Problem details: Locate the line containing "Give me the" in the material below. Copy that line and all following lines through the end exactly, omitting any pictures.

Rows from a dataset

>> Start

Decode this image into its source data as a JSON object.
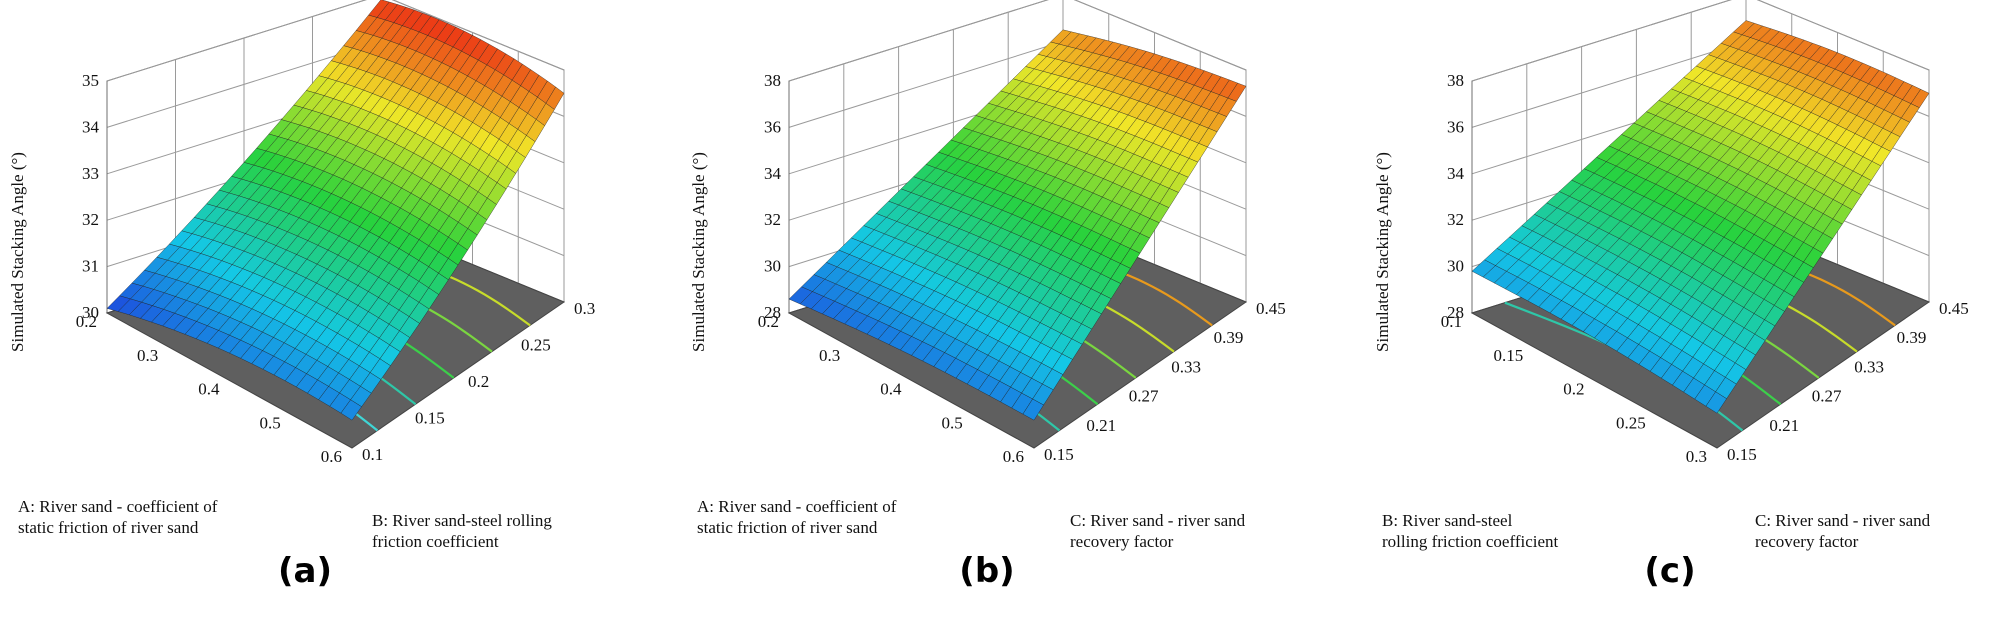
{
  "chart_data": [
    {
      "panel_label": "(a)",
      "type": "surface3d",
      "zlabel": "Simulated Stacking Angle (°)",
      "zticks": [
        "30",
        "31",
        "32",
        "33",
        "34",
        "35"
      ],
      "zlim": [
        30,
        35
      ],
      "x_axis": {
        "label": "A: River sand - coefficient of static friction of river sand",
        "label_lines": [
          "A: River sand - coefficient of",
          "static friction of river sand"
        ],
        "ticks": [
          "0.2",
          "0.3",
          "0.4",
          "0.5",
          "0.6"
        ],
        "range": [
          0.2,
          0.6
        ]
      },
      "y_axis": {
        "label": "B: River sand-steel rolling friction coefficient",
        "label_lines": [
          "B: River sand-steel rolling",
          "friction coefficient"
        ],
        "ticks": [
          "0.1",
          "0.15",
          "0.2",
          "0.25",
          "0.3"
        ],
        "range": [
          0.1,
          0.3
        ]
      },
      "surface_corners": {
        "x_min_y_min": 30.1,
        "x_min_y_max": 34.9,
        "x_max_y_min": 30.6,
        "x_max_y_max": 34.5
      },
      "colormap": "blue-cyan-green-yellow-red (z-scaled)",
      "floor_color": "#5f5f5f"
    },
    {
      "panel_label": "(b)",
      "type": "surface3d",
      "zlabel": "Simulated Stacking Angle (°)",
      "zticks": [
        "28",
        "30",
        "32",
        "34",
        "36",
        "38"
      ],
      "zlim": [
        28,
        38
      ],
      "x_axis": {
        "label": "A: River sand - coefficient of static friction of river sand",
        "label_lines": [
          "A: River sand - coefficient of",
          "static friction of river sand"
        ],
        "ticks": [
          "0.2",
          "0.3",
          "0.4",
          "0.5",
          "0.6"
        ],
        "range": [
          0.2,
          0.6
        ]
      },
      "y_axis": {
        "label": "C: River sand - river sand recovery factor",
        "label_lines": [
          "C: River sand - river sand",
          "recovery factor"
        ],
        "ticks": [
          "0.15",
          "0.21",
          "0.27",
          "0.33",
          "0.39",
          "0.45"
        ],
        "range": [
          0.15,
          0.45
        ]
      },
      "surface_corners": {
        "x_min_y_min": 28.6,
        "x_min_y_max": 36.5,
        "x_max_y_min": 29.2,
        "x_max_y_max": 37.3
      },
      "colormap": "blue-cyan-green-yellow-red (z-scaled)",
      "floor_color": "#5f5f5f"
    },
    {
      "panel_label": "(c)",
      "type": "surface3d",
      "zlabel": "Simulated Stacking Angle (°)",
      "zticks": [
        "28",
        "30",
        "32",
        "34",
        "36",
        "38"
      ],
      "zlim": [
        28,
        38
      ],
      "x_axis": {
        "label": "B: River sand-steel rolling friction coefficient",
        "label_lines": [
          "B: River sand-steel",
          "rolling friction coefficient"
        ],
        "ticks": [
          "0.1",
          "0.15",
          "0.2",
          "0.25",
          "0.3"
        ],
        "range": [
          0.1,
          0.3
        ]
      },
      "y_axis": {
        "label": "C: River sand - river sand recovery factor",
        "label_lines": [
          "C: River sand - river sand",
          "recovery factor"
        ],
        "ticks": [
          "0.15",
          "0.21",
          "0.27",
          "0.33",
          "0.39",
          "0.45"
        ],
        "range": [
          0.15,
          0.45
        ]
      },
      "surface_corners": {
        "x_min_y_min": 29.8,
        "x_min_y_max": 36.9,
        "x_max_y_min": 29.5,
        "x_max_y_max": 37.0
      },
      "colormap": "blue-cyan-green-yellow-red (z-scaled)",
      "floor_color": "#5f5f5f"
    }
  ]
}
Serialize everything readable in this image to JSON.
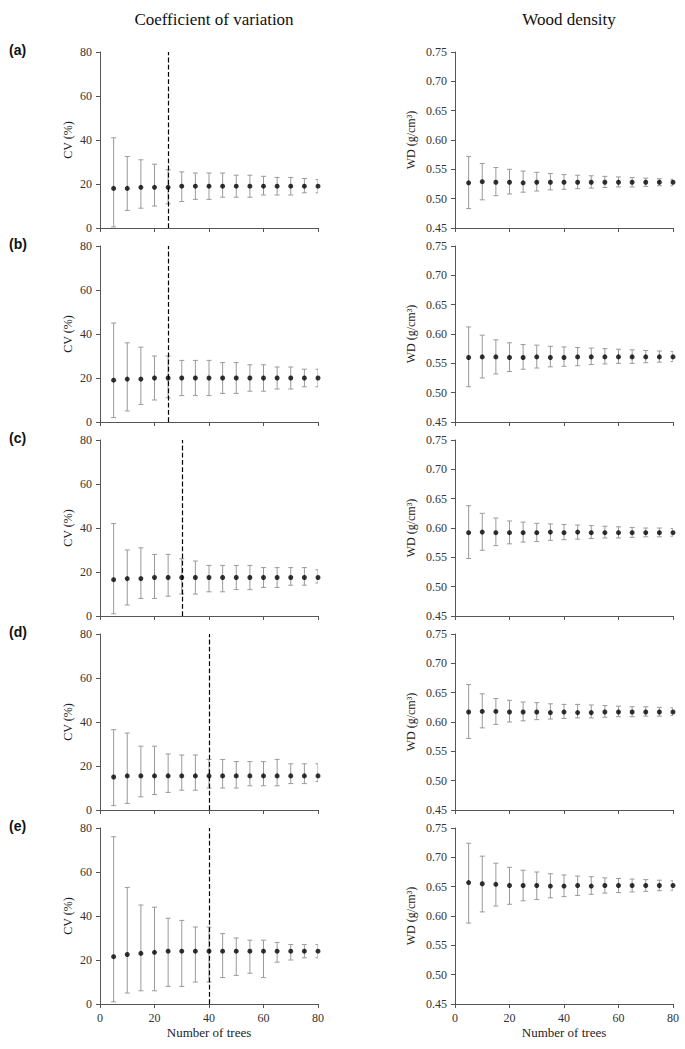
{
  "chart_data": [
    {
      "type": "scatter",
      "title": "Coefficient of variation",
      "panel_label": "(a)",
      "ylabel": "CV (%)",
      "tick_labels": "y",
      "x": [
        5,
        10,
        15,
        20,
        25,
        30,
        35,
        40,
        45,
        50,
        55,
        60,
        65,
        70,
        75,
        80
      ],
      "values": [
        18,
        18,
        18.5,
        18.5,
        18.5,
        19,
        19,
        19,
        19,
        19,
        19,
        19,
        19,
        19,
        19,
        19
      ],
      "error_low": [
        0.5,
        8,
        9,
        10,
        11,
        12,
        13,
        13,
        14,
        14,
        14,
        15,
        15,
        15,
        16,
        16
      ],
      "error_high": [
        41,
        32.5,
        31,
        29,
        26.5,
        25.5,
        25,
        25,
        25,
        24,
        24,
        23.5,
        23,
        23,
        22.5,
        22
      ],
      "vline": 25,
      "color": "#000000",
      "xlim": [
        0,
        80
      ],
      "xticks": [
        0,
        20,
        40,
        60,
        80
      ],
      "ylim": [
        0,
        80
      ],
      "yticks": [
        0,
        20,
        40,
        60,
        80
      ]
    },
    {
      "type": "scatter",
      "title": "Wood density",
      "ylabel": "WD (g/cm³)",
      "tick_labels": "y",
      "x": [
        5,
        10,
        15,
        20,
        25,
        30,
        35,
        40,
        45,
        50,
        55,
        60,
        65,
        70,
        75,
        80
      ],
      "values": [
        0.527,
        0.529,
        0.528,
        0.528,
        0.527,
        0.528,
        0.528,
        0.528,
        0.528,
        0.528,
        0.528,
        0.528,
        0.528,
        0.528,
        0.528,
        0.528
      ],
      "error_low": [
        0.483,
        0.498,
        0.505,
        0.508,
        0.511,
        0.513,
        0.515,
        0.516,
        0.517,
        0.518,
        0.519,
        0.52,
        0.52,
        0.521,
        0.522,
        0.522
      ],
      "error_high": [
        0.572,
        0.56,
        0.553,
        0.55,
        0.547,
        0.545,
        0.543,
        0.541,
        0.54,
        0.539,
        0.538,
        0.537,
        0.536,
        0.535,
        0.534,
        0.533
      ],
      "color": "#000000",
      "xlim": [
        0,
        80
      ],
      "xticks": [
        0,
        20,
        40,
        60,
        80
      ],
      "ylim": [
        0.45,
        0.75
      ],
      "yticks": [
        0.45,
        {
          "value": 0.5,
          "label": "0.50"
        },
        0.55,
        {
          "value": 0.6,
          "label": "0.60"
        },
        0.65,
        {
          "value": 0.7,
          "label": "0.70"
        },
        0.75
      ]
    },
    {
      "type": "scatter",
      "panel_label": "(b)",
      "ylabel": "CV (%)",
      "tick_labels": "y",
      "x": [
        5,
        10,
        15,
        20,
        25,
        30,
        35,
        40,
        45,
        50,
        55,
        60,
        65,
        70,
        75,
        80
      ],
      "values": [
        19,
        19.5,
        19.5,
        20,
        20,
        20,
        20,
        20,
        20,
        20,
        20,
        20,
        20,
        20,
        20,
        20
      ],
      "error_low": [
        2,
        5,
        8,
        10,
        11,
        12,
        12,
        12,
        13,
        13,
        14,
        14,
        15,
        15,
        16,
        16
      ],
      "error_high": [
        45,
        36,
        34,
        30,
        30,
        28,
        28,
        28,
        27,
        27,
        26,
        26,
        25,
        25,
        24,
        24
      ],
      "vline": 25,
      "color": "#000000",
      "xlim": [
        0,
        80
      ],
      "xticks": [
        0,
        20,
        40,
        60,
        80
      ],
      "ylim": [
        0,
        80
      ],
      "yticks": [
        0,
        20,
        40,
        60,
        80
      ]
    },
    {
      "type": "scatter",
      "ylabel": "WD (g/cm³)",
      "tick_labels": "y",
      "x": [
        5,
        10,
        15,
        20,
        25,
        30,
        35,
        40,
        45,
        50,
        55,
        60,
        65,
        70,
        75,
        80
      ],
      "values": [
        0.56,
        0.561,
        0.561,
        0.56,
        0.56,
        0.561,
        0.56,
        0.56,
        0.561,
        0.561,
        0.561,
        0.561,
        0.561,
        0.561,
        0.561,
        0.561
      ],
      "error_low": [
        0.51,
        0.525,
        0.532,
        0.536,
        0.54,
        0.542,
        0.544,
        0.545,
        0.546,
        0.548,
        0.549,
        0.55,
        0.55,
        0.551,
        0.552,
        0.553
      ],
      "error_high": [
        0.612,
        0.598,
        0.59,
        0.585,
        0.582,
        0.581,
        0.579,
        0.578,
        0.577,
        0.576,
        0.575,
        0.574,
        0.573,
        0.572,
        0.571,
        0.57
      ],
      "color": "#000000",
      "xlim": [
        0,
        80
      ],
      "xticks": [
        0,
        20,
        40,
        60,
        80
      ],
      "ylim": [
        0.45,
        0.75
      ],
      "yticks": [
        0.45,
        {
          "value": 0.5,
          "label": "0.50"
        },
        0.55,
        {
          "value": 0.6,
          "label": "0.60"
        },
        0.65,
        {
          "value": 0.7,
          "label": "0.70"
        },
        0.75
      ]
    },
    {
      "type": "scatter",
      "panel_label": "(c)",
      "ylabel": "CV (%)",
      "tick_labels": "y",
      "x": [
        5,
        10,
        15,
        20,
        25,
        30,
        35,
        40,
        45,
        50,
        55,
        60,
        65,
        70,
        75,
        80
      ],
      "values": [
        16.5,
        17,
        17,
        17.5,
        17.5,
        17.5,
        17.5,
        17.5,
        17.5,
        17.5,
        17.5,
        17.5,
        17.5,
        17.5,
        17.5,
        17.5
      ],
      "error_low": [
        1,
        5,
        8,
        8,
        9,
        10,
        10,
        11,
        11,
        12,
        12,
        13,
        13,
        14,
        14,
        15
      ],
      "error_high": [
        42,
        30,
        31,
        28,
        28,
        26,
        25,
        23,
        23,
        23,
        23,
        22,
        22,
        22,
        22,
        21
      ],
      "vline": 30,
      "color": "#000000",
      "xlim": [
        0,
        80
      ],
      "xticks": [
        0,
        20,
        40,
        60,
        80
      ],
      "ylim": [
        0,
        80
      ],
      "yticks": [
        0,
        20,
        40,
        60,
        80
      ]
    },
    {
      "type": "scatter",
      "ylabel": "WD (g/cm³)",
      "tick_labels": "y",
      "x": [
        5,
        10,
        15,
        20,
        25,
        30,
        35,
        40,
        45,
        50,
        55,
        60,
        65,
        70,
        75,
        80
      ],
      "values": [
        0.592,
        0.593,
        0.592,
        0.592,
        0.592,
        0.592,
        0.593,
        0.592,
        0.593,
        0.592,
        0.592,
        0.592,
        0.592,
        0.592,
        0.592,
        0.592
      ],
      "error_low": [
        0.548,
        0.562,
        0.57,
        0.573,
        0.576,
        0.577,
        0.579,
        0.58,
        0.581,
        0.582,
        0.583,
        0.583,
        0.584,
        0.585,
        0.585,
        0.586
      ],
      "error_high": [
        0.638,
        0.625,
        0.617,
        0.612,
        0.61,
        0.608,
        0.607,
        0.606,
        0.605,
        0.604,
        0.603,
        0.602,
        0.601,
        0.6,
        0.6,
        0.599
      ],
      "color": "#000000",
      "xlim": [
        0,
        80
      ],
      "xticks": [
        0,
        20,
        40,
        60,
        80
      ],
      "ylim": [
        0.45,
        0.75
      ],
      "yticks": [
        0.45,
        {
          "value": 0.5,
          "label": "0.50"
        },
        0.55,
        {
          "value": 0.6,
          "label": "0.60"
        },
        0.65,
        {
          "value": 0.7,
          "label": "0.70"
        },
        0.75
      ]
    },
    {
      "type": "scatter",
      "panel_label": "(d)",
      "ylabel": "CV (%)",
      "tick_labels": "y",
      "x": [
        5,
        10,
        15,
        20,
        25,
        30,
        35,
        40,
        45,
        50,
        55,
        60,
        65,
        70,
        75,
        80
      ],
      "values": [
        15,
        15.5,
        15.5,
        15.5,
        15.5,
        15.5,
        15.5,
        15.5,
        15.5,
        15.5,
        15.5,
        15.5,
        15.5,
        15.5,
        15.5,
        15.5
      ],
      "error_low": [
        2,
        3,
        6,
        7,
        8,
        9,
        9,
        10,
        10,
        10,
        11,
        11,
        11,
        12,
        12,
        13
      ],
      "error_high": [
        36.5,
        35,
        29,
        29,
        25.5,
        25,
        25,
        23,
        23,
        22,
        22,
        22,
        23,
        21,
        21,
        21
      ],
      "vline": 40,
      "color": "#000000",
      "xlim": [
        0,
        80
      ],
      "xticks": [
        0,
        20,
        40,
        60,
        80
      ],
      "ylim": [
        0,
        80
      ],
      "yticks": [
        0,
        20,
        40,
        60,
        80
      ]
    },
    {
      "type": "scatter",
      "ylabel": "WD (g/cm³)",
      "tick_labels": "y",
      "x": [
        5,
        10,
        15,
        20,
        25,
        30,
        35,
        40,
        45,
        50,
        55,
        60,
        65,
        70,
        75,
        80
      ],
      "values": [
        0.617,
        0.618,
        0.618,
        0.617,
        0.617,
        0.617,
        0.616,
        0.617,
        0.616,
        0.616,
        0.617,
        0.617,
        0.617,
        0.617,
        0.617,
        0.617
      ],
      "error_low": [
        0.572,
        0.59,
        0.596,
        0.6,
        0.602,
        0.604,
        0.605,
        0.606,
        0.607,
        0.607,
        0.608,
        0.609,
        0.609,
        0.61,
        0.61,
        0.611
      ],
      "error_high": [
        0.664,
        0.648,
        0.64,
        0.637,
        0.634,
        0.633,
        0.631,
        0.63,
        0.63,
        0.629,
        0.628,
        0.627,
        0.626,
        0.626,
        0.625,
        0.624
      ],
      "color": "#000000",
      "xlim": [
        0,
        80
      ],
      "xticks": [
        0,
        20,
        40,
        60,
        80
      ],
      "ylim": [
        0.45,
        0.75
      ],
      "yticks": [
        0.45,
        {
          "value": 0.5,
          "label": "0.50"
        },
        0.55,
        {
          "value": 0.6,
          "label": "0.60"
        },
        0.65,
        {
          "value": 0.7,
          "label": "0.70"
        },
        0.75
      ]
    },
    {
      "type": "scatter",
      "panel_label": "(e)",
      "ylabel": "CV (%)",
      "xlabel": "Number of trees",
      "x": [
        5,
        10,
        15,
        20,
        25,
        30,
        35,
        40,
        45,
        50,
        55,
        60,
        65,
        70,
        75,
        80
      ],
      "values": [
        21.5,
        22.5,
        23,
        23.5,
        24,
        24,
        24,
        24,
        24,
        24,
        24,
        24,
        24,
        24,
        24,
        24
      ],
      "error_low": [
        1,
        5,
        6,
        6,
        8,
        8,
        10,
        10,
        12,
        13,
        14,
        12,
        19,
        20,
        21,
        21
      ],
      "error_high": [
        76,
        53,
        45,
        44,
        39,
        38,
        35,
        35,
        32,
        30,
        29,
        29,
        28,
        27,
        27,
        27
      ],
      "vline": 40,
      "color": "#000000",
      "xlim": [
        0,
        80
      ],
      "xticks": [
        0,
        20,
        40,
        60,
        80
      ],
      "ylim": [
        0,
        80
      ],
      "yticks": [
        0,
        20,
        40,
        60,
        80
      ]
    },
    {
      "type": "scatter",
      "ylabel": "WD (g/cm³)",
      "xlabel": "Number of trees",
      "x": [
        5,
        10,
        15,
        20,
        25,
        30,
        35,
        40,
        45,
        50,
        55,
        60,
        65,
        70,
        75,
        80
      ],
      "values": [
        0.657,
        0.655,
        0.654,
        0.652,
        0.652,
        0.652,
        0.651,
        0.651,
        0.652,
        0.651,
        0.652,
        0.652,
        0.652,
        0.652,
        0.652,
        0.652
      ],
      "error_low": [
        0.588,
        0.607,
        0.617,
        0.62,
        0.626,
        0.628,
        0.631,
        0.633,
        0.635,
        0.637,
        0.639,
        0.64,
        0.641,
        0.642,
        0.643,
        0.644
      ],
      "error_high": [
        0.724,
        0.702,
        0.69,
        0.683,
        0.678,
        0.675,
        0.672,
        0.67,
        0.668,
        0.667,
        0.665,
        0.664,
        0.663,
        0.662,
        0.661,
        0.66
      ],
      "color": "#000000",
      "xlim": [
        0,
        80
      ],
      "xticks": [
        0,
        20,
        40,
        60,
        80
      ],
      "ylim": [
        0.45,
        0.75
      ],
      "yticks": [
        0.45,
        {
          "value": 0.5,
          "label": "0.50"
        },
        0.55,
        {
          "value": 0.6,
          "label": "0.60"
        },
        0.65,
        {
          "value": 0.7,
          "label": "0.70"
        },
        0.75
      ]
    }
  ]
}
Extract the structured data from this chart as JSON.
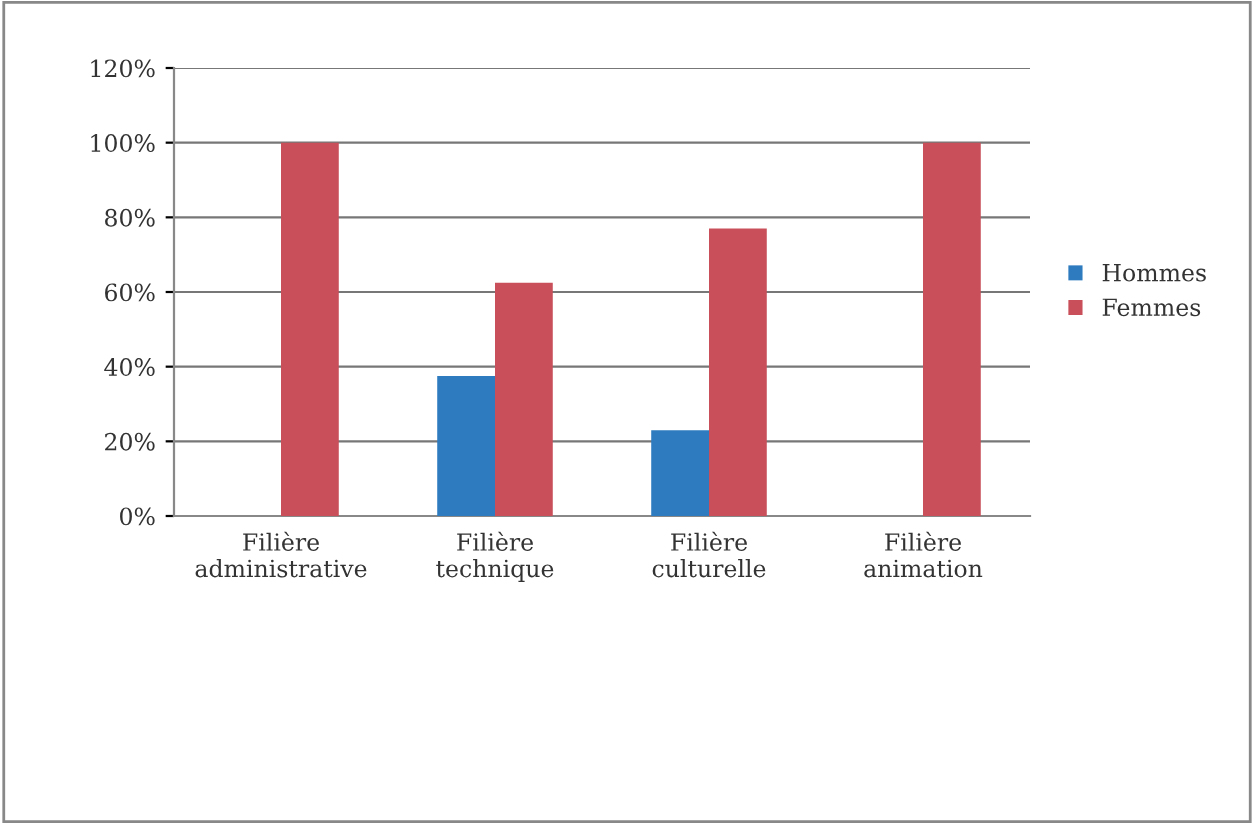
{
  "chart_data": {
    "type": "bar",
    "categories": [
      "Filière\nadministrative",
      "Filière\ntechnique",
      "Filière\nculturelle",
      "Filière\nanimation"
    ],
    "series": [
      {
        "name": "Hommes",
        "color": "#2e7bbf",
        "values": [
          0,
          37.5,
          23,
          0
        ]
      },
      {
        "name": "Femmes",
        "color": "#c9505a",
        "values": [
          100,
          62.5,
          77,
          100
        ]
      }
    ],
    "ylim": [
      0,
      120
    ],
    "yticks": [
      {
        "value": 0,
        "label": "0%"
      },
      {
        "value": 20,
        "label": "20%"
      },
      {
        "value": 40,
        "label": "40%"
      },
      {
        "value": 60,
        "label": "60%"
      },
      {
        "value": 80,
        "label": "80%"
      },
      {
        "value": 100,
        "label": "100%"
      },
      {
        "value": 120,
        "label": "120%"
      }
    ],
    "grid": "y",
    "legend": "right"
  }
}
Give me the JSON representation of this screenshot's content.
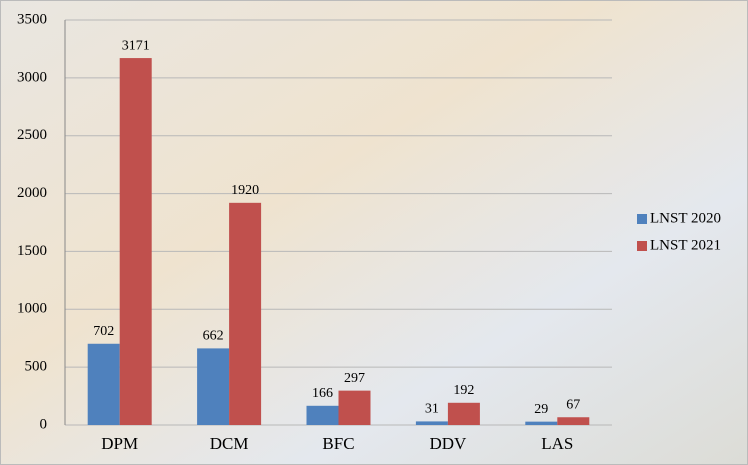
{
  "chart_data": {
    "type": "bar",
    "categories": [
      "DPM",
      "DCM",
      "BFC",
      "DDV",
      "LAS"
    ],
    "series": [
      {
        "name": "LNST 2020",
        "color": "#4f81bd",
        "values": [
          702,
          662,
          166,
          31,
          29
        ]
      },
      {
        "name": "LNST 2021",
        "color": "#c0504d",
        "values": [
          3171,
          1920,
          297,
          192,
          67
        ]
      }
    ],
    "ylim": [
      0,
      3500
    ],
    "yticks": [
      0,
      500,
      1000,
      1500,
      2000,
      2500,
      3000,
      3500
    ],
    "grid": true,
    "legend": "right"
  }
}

>> End

Answer:
Give me the JSON representation of this screenshot's content.
{
  "chart_data": {
    "type": "bar",
    "categories": [
      "DPM",
      "DCM",
      "BFC",
      "DDV",
      "LAS"
    ],
    "series": [
      {
        "name": "LNST 2020",
        "color": "#4f81bd",
        "values": [
          702,
          662,
          166,
          31,
          29
        ]
      },
      {
        "name": "LNST 2021",
        "color": "#c0504d",
        "values": [
          3171,
          1920,
          297,
          192,
          67
        ]
      }
    ],
    "ylim": [
      0,
      3500
    ],
    "yticks": [
      0,
      500,
      1000,
      1500,
      2000,
      2500,
      3000,
      3500
    ],
    "grid": true,
    "legend": "right"
  }
}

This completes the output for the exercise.